*EXERCISES TO COMPLETE*:
1. Please set down the passage of the Aspen forum article below from "In a career" up to and including "Aspen Security Forum?".
2. List the groups of people that the Aspen forum article below says the four-day forum brings together.

*SUPPLIED TEXT*:
== == ==

Former CIA Boss Tells All on Trump, Russians and Making Magic
(Bloomberg Opinion) -- Donald Trump’s invitation last week of Vladimir Putin to the White House caught a lot of people by surprise. Nobody more so, it seems, than his own director of national intelligence, Dan Coats.
During an onstage interview at the Aspen Security Forum hours after Trump tweeted the announcement, Andrea Mitchell of NBC News asked Coats about it. After a brief deer-in-the-headlights moment, he responded with, “That’ll be special.” He also admitted that he had no clue what Trump and Putin had discussed behind closed doors in Helsinki days earlier.
One of this administration’s few consistencies is the president’s blindsiding of his top advisers in this way. Which leads to an important question: How long can these people take it? Pundits and former officials have been urging them to resign in indignation. At the Aspen conference, NBC’s Peter Alexander asked Homeland Security Secretary Kirstjen Nielsen not only if she was throwing in the towel, but whether her mentor, White House chief of staff John Kelly, was also on his way out.
Before taking up that point, let me offer a word about the conference. Taking place annually on the immaculate grounds of the Aspen Institute just up the Roaring Fork River from the celebrity-studded resort, the forum is a four-day chatfest for politicians, diplomats, spies, generals and some very fortunate journalists like yours truly. One of the highlights each year is a dinner at the expansive home of former Democratic Representative Jane Harman. And the highlight of that is always a magic show put on by — I’m not making this up — CIA legend John McLaughlin.
In a career spanning from the Vietnam War to the Iraq invasion, McLaughlin delivered good news and bad to a passel of presidents, rising eventually to acting CIA director under George W. Bush. He’s a man who knows a lot of history and a lot of secrets, and during a lull between panels, he agreed to share some with me. Here is an edited transcript of our discussion:
Tobin Harshaw: Were you as gobsmacked as the rest of us that the director of national intelligence had to find out about Trump’s inviting Putin to the White House from Andrea Mitchell in front of the crowd at the Aspen Security Forum?
John E. McLaughlin: Surprised but not gobsmacked. In other words, so many things in this administration happen from Trump’s brain to his thumb to the world that it doesn’t surprise me that others may not have been consulted. That’s a bad thing, in that it means he’s wandered into this second meeting with Putin without the advice of many people who could explain strategy, potential pitfalls and opportunities for success.
TH: Do you think that Coats can stay in the job much longer? How about CIA Director Gina Haspel?
JEM: I think they can stay on the job. That’s a bold prediction given this administration. But the reason I think they can is that they have this rather unique mandate to speak the truth. In other words, it’s not the secretary of commerce or the secretary of energy or of housing and urban development — with no disrespect meant to those great departments. But the thing on which intelligence leaders fail, should they fail to do it, is speaking the truth, in the sense of what they know to be the case and what they believe to be right.

== == ==

Material excerpted from a collection:
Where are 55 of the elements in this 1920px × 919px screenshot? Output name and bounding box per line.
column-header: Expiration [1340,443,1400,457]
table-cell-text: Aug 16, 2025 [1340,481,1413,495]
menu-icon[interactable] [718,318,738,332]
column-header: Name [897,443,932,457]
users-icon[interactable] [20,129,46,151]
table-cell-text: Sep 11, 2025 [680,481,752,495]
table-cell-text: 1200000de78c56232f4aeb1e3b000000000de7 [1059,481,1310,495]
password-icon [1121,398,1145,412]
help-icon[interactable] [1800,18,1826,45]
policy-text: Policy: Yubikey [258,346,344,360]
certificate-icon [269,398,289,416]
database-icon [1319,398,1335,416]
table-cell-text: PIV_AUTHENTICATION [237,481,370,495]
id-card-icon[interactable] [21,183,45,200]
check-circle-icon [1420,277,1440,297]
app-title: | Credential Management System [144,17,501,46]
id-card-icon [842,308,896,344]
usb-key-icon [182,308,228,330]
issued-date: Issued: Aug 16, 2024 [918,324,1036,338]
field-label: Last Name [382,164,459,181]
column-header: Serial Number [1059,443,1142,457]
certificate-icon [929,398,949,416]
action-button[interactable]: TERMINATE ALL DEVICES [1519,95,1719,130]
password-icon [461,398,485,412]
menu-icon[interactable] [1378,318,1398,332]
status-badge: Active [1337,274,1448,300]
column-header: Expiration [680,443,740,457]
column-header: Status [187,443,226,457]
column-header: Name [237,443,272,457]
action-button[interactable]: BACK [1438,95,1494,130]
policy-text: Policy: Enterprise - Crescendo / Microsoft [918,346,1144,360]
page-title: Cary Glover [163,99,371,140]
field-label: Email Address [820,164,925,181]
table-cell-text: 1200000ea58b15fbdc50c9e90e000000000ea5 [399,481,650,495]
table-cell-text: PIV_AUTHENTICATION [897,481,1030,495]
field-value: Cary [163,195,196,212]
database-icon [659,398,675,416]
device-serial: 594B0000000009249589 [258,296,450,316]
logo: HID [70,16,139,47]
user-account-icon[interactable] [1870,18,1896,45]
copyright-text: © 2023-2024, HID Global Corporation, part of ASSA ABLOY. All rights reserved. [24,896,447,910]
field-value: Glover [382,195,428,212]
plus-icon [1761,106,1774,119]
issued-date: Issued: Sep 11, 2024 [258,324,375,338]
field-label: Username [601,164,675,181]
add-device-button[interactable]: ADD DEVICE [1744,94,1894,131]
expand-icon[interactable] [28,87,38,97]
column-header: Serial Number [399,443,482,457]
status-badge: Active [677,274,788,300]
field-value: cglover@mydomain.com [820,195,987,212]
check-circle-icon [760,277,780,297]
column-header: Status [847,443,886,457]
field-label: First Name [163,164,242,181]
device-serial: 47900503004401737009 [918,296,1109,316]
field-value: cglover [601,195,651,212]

== == ==

*SOLUTIONS FOR EACH TASK*:
1.
In a career spanning from the Vietnam War to the Iraq invasion, McLaughlin delivered good news and bad to a passel of presidents, rising eventually to acting CIA director under George W. Bush. He’s a man who knows a lot of history and a lot of secrets, and during a lull between panels, he agreed to share some with me. Here is an edited transcript of our discussion:
Tobin Harshaw: Were you as gobsmacked as the rest of us that the director of national intelligence had to find out about Trump’s inviting Putin to the White House from Andrea Mitchell in front of the crowd at the Aspen Security Forum?

2. politicians, diplomats, spies, generals, journalists